* Begin *

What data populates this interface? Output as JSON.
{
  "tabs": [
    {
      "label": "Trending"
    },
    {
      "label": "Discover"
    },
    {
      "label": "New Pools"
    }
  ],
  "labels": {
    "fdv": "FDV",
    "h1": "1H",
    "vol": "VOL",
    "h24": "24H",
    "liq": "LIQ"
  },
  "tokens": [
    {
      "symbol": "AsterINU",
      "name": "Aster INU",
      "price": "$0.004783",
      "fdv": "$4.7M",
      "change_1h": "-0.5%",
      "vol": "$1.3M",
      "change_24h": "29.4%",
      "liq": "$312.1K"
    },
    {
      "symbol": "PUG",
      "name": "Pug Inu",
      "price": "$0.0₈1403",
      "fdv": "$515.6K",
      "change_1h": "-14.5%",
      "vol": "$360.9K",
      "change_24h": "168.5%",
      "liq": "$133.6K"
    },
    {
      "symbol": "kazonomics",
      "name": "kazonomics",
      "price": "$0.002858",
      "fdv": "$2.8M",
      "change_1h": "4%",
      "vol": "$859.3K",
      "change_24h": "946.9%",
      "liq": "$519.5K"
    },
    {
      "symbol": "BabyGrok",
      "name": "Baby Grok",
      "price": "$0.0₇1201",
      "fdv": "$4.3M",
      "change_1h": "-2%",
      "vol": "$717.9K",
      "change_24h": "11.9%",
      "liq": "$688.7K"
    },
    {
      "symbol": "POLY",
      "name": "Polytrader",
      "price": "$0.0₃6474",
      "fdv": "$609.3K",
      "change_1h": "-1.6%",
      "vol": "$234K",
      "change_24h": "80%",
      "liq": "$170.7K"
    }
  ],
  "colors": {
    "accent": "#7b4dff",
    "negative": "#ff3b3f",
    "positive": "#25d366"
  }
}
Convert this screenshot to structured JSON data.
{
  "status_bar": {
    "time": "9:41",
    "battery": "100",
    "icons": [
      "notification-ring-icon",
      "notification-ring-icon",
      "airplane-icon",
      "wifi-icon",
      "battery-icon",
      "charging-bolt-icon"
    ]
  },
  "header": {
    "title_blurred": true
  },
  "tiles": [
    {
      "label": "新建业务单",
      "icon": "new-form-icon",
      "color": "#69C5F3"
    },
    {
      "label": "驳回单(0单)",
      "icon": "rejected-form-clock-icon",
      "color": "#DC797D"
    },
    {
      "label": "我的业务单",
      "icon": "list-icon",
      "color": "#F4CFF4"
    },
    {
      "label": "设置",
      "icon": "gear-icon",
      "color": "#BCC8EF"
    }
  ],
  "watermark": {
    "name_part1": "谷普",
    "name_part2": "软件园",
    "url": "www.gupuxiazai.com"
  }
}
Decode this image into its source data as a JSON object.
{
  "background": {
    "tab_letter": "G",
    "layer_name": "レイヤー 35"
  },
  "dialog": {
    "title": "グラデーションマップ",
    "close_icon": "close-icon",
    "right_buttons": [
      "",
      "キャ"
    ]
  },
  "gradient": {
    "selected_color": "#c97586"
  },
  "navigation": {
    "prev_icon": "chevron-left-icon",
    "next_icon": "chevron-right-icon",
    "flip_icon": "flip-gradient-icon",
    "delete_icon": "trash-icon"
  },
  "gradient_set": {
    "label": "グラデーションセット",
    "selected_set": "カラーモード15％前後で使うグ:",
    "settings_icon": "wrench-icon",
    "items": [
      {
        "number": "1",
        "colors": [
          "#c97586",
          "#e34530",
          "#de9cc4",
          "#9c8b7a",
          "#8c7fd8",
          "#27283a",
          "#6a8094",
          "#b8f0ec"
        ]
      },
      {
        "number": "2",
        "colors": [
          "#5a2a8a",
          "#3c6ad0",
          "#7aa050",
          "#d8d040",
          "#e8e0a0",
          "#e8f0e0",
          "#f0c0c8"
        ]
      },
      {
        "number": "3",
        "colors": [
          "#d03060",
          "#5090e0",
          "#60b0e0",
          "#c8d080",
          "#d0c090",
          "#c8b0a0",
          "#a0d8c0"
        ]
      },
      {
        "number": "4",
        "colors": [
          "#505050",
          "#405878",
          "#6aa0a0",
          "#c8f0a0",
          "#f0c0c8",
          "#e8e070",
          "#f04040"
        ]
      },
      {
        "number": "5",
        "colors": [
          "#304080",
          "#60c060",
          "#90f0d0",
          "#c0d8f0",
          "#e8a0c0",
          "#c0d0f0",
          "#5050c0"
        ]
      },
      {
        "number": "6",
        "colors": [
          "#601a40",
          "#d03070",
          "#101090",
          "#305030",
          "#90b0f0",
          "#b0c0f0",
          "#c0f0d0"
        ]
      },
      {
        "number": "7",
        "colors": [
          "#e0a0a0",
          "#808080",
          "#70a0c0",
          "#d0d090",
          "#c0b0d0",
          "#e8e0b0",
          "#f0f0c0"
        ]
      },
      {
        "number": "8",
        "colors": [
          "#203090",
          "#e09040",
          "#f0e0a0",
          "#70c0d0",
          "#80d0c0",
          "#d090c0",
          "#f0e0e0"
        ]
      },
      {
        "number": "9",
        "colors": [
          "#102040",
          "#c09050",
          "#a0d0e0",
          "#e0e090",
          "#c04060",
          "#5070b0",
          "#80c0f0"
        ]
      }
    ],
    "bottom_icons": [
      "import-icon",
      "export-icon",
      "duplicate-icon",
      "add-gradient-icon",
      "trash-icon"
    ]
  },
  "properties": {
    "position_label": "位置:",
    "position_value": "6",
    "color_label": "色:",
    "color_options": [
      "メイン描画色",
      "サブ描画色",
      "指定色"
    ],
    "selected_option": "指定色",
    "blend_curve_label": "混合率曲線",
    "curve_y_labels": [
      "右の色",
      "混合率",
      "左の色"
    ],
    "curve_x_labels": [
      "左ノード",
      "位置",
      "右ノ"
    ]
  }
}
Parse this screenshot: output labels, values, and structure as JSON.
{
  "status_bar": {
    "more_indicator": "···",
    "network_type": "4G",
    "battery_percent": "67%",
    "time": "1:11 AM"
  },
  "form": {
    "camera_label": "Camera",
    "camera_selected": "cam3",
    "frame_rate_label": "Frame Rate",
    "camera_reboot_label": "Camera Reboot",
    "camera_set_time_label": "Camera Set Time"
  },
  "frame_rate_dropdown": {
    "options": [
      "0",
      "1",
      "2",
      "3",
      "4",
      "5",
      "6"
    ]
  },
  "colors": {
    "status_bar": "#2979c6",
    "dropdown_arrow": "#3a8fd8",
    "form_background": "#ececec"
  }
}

* End *

* _Requirement_: Copy each line holding the word "screenshot" from the listing above.

* _Result of the exercise_:
Convert this screenshot to structured JSON data.
Parse this screenshot: output labels, values, and structure as JSON.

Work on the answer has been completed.